* _Work task_:
Report back the lines in this listing that carry the string "BILIRUBIN".

* _Record set_:

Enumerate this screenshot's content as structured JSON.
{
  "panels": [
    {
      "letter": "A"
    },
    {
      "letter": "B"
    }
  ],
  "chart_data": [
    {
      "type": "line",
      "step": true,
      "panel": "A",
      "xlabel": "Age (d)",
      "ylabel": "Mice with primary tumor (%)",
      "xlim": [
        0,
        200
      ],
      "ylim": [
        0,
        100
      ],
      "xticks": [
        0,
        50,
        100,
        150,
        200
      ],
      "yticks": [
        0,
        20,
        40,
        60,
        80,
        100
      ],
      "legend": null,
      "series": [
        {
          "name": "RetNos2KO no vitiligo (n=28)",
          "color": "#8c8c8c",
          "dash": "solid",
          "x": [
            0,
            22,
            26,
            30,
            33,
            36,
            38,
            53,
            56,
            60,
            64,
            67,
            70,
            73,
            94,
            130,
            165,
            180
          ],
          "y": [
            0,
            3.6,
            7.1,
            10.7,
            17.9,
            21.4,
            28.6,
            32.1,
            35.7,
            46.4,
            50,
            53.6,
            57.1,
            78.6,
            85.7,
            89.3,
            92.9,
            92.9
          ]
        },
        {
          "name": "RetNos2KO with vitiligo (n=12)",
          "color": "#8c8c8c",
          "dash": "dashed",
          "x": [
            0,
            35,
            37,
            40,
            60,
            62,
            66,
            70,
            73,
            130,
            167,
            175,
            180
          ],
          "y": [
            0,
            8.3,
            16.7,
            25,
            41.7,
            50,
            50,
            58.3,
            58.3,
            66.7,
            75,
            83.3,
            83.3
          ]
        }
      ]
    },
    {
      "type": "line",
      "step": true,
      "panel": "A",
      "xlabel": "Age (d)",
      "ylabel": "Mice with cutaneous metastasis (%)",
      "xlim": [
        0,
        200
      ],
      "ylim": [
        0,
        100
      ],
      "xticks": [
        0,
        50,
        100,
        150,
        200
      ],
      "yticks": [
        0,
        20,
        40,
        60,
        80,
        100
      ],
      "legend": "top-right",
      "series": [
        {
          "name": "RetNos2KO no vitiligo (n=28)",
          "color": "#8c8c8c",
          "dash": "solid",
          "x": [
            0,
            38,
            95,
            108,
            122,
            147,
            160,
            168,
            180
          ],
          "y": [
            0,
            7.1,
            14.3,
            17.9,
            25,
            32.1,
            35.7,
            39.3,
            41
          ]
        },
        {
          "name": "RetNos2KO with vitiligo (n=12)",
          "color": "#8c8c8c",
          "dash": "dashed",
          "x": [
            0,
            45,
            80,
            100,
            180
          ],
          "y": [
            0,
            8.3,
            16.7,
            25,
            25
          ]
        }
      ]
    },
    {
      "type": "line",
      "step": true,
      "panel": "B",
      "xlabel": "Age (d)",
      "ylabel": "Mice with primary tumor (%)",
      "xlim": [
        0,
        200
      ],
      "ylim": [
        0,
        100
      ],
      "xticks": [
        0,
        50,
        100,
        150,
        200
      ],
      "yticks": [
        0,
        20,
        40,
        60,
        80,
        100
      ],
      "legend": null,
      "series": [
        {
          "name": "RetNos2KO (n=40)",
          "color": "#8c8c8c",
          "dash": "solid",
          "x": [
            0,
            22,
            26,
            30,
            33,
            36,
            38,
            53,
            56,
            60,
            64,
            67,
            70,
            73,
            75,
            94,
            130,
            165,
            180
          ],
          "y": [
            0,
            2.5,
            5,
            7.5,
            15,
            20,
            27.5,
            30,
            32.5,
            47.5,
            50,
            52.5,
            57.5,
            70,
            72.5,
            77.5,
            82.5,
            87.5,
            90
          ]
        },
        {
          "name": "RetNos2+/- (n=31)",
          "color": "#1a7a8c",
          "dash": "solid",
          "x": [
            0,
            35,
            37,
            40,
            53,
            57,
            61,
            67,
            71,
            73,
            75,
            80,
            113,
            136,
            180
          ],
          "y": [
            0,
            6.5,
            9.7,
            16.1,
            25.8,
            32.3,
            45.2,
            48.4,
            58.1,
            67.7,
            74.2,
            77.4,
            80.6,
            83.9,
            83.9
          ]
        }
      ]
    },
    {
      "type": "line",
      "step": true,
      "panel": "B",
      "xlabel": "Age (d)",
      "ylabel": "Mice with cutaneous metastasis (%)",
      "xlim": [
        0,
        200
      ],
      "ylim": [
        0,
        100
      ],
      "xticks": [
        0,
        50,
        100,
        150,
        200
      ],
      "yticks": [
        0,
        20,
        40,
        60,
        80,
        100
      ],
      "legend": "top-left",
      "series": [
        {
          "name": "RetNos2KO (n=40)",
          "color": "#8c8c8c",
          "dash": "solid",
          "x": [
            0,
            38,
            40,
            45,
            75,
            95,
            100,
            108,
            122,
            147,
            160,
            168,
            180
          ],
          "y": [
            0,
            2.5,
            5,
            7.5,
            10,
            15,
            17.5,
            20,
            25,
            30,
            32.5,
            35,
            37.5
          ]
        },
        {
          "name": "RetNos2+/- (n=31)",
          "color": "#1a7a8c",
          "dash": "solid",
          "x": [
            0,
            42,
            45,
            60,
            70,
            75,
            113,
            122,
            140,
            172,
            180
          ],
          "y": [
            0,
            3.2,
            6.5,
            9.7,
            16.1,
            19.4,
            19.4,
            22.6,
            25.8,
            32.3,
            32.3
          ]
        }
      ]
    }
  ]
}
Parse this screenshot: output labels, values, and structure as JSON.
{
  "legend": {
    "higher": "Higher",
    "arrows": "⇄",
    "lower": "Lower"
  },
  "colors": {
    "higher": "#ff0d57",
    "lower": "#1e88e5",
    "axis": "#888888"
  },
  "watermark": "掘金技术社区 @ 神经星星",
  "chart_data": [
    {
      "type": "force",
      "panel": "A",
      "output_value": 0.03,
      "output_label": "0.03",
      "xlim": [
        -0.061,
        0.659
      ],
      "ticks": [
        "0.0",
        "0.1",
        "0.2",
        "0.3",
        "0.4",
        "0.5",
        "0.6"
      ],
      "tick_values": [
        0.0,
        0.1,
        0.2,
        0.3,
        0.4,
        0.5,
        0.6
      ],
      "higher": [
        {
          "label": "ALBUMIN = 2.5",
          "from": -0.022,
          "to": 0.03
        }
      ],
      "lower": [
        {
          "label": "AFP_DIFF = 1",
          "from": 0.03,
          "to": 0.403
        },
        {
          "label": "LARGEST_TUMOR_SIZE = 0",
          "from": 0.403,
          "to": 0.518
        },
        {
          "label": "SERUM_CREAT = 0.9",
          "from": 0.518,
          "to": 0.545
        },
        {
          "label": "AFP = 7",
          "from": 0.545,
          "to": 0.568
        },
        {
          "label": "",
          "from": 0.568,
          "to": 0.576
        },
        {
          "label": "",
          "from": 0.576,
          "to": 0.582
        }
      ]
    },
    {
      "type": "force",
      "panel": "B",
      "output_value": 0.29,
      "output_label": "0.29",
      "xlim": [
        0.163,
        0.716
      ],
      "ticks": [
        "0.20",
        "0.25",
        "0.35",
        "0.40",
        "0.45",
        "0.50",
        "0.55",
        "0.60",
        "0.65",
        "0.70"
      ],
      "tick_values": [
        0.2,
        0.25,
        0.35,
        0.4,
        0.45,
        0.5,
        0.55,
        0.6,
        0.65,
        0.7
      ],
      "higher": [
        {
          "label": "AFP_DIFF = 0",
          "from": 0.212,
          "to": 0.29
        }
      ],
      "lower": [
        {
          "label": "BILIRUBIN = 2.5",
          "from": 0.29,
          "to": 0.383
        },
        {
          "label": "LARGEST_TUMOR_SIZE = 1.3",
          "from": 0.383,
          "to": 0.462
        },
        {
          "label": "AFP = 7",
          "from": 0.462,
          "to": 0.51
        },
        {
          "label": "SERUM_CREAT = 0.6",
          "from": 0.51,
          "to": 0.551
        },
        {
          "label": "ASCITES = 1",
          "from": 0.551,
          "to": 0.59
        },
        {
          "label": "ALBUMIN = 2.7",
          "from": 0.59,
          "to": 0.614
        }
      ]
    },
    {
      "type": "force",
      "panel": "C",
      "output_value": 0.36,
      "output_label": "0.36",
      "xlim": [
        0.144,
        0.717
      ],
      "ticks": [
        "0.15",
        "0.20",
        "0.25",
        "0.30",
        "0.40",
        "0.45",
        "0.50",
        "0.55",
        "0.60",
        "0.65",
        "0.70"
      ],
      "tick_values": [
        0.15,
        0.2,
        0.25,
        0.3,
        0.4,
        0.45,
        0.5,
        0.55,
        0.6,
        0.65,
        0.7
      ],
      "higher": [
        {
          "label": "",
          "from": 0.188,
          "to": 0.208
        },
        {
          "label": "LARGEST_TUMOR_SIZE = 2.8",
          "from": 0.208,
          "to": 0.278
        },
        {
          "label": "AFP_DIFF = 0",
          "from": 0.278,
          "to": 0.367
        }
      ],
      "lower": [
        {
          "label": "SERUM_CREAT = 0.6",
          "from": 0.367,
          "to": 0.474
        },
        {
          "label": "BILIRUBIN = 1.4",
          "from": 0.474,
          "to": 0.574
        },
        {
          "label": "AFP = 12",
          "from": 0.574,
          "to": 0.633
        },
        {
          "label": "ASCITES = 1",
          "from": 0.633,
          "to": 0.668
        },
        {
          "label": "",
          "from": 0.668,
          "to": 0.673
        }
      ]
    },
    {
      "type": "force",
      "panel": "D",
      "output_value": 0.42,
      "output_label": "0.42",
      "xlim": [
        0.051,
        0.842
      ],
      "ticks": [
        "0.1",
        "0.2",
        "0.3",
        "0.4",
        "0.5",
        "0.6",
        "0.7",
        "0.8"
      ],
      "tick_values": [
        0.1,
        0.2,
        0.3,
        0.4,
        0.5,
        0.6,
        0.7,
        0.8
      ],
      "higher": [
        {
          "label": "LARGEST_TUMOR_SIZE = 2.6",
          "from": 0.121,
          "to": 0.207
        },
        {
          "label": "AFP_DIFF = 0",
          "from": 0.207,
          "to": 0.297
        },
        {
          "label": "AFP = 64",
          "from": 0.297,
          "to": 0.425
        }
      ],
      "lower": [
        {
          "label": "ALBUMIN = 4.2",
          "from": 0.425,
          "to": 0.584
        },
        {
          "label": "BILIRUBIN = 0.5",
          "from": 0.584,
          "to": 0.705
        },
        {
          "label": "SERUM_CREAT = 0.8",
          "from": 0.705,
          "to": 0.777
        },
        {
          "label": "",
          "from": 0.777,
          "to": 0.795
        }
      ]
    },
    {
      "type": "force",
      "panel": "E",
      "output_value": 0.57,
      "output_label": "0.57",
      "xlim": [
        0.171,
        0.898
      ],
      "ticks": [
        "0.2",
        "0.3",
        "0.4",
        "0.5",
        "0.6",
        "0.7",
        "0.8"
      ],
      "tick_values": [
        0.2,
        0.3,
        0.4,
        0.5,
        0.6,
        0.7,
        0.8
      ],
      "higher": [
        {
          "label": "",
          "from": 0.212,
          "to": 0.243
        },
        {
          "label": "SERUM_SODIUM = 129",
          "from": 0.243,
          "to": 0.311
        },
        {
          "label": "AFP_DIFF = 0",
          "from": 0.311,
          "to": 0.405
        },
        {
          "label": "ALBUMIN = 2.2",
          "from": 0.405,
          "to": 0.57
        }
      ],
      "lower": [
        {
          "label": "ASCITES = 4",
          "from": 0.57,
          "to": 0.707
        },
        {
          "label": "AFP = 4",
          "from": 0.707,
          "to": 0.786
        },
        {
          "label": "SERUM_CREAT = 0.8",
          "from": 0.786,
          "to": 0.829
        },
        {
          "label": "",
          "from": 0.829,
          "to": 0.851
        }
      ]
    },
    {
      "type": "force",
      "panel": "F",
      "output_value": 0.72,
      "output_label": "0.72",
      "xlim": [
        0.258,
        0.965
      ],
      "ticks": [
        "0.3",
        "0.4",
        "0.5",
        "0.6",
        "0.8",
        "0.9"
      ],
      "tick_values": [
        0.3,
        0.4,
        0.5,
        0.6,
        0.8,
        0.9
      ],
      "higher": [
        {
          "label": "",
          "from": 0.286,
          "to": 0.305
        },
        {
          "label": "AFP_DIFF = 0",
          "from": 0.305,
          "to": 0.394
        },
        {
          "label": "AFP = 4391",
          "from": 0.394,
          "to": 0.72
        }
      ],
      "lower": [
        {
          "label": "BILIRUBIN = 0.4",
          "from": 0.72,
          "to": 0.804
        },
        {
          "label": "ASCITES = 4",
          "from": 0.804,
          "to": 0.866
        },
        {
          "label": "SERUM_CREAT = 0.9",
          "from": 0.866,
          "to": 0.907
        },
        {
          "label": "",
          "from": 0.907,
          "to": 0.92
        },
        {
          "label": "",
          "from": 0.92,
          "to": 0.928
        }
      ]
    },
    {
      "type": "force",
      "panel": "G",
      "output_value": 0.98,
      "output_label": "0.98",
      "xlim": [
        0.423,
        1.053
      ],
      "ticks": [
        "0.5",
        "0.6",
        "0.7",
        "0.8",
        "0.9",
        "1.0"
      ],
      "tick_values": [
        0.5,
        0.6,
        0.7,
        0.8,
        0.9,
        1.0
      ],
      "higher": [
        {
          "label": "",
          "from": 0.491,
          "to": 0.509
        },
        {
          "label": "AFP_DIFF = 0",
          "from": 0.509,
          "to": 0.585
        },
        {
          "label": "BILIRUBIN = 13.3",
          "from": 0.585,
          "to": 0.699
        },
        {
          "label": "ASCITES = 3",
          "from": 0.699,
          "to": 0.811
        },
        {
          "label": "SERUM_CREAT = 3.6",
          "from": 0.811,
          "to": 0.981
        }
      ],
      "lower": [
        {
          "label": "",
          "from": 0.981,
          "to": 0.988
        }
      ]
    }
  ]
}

* _Output of the exercise_:
          "label": "BILIRUBIN = 2.5",
          "label": "BILIRUBIN = 1.4",
          "label": "BILIRUBIN = 0.5",
          "label": "BILIRUBIN = 0.4",
          "label": "BILIRUBIN = 13.3",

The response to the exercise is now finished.